▶ **DIRECTIVE**
Look through the lines below and extract each one that contains "Processual".

▶ **SUPPLIED RECORDS**
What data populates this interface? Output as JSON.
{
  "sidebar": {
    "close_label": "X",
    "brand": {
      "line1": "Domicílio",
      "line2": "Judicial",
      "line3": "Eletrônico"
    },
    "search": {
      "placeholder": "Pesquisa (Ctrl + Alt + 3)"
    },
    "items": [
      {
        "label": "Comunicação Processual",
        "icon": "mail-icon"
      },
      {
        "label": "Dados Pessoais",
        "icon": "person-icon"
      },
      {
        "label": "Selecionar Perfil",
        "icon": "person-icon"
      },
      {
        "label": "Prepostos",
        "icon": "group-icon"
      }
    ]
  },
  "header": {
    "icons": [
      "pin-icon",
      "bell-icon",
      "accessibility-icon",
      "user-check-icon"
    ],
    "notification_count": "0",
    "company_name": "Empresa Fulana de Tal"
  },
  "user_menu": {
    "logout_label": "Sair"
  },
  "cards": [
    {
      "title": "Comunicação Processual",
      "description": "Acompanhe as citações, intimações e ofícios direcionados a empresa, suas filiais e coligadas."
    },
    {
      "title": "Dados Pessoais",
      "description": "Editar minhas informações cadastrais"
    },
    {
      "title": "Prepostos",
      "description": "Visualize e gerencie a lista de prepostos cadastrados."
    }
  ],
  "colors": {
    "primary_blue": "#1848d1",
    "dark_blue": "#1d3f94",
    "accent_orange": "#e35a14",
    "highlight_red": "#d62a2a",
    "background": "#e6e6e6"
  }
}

▶ **TASK RESPONSE**
        "label": "Comunicação Processual",
      "title": "Comunicação Processual",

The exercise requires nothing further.